===== Passage =====

Friday, January 7, 2011

Phase II

For the last two months we've been slowly working on Phase II of the farmhouse renovation...
the barn!
During Phase I we added a three-car garage in what is basically the 'basement' of the barn. In Phase I.V (!) we added several windows and a pair of french doors in the barn room, stained the exterior gray, and added an exterior "overhang" above the garage doors.

In this current Phase II we are turning the original, attached barn (it attaches to the farmhouse via the kitchen) into living space... a great room to be specific, or as we have dubbed it-
the barn room!
We are also adding a mud room on the main floor of the barn that connects to the garage below via a new staircase. We are turning the original milking room into a small storage room on the main floor (anyone who has ever lived in an antique house knows that storage space is a rare commodity!) And, we are making an enclosed loft (think office) that sits above the storage and mud rooms.
Phase II is a big project, so I have decided to break it down into several posts to show you what we are working on.
This first post regards the exterior of the barn.

In this Phase II we have added new windows on the
West facing wall that are exact replacements of the original windows and the small-square livestock stall windows! We are moving an antique stone wall to create a graveled terrace accessible from the french doors in the barn room. And, a chimney for the barn room fireplace is being constructed on the east side of the barn between the french doors.
While these exterior projects might sound a bit mundane, to us they are any thing but... for several reasons - The first being that in the middle of winter in New England we are working on exterior projects!! That, in and of itself, is an anomaly! We have had only one minor snowfall (6 inches) so far this year, which has almost all melted away. My excavator and my stonemason do not generally work this time of year....the ground is usually frozen rock-solid by now, but because of the weather we have been able to start both of these exterior projects! We are so thrilled that these projects are being worked on now, instead of having to wait until Spring!

===== Provided data =====

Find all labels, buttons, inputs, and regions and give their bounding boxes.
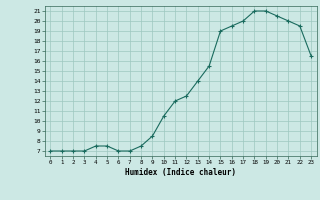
X-axis label: Humidex (Indice chaleur): Humidex (Indice chaleur) [125,168,236,177]
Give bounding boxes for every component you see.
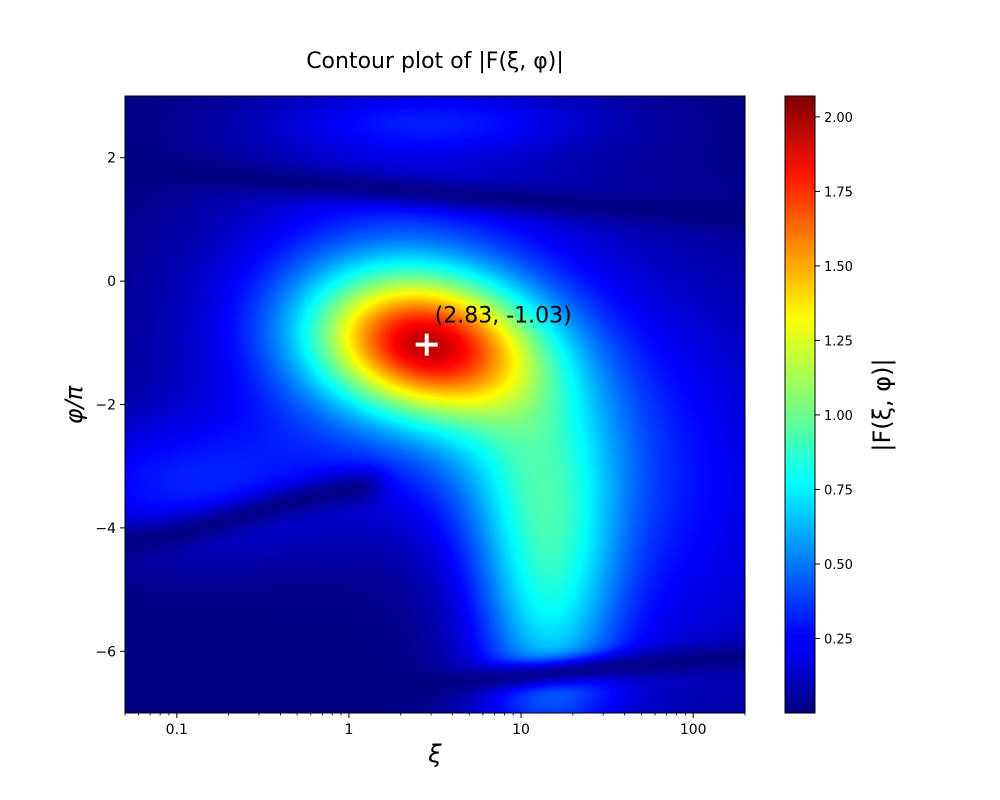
x-tick-label: 0.1 [166,722,188,738]
y-tick-label: 0 [107,274,116,290]
maximum-marker [415,333,438,356]
colorbar-tick-label: 2.00 [824,111,853,126]
y-tick-label: −6 [95,644,116,660]
x-axis: 0.1 1 10 100 [124,713,746,738]
colorbar-tick-label: 1.50 [824,260,853,275]
colorbar-tick-label: 0.25 [824,632,853,647]
x-tick-label: 1 [344,722,353,738]
x-axis-label: ξ [427,740,442,768]
y-axis: 2 0 −2 −4 −6 [95,151,125,660]
y-axis-label: φ/π [60,385,88,424]
plot-area [125,96,745,713]
colorbar-tick-label: 1.25 [824,334,853,349]
chart-title: Contour plot of |F(ξ, φ)| [306,49,564,74]
y-tick-label: −2 [95,398,116,414]
heatmap-surface [125,96,745,713]
y-tick-label: −4 [95,521,116,537]
colorbar [784,95,816,714]
colorbar-tick-label: 0.50 [824,558,853,573]
x-tick-label: 100 [680,722,707,738]
maximum-annotation: (2.83, -1.03) [435,304,572,329]
colorbar-tick-label: 1.00 [824,409,853,424]
y-tick-label: 2 [107,151,116,167]
colorbar-axis: 0.25 0.50 0.75 1.00 1.25 1.50 1.75 2.00 [815,111,853,647]
colorbar-tick-label: 1.75 [824,185,853,200]
x-tick-label: 10 [512,722,530,738]
colorbar-tick-label: 0.75 [824,483,853,498]
colorbar-label: |F(ξ, φ)| [868,358,896,451]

=====

[Problems to solve]
[A] What is the Spanish translation of this sentence from the barn renovation post: "Phase II is a big project, so I have decided to break it down into several posts to show you what we are working on."
[B] Can you write what comes next in the barn renovation post, picking up right after its final sentence?

[Outputs by task]
[A] La Fase II es un proyecto grande, así que he decidido dividirla en varias publicaciones para mostrarles en qué estamos trabajando.

[B]
Another reason that makes one of these projects so special, is that the moving of the wall to make the terrace off of the barn room is one of my original visions that I had for this property some four years ago; before we even owned the house! After finding this farmhouse I sat in Dallas for months, as we tried to sell our house, and renovated and remodeled this house over and over in my mind! One of my first thoughts was... "The barn can be a great room and we'll just move that antique stone wall over to the edge of the barn to make a great big terrace." (said in an 'pie in the sky' voice!)
It sounded so simple and easy when I was sitting in Dallas!!
While we have gone through many design ideas with our new (highly recommended, and above board) contractor and his subs- one being a "bunker" for Big Blue built underneath the graveled terrace and accessible from the garage parking pad via antique carriage doors... doable, but out of budget, in the end my original idea plus one amazingly talented, nice (he brings dog cookies to Ella every day) excavator proved to be the best, and most cost-effective solution! To watch this wall being moved stone by stone, and then to see the 'work of art' stone wall being re-constructed is absolutely amazing! Being able to see my 'vision' become reality is a gift beyond measure- for me and this farmhouse, as this wall will certainly stand for hundreds of years to come!

(all photos enlarge when double-clicked; click again to super enlarge)

I thought we would start at the beginning, so you could see the transformation of the barn from the beginning.
This photo was taken on one of first (there were many) visits to the property. The freshly stained barn exterior belies what we found inside!



We have kept the original barn door, and it is going to be placed on a wall inside the barn room as a 'work of art.' This photo shows the stone wall that needs to be moved to the corner of the barn to make the barn room terrace.



This photo shows the original North side of the barn. The gravel path leading to the opened door is the livestock entrance. The two windows on the very bottom are where the garage doors will go... after much digging.



The framed garage doors. Note the level of the dirt on the ground inside the barn that needed to be removed to make it a garage. The grade was lowered two feet.






New garage carriage doors


The framing for the overhang. The overhang was Dan's idea. He wanted it to deflect the rain and snow from the garage doors, and it provides a nice architectural relief to what otherwise is a very large flat plane.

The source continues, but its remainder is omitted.